REQUIREMENT: Show, in full, each line of the data that contains "Directeur".

** begin TASK INPUTS **

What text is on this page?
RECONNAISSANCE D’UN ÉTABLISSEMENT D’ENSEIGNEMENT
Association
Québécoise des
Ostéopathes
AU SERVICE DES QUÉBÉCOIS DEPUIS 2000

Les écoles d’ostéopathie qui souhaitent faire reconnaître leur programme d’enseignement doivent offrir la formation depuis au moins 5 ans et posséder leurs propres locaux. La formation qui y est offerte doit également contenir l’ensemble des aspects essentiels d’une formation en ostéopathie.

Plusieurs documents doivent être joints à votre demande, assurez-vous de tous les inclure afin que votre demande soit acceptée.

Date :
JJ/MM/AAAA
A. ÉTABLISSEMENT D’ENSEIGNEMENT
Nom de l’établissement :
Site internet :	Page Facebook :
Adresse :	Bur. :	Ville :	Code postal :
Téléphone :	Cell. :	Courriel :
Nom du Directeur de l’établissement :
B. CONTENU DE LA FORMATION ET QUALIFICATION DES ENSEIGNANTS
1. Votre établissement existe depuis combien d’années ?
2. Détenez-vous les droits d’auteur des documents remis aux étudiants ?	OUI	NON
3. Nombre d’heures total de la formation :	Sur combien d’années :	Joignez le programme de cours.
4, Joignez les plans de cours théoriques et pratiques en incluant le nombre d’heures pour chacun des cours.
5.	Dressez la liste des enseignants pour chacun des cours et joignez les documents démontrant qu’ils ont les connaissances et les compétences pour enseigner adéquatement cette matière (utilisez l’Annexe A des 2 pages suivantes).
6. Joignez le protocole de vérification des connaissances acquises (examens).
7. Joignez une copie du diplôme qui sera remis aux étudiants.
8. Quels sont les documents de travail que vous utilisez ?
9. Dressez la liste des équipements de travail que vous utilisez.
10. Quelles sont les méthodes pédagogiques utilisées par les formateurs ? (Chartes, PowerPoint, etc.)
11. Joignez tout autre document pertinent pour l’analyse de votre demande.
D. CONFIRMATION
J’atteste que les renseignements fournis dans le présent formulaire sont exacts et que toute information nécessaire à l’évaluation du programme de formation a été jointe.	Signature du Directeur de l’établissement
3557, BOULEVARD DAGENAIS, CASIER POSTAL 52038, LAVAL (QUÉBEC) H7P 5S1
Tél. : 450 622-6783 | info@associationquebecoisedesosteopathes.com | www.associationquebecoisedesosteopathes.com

** end TASK INPUTS **

TASK OUTPUT:
Nom du Directeur de l’établissement :
J’atteste que les renseignements fournis dans le présent formulaire sont exacts et que toute information nécessaire à l’évaluation du programme de formation a été jointe.	Signature du Directeur de l’établissement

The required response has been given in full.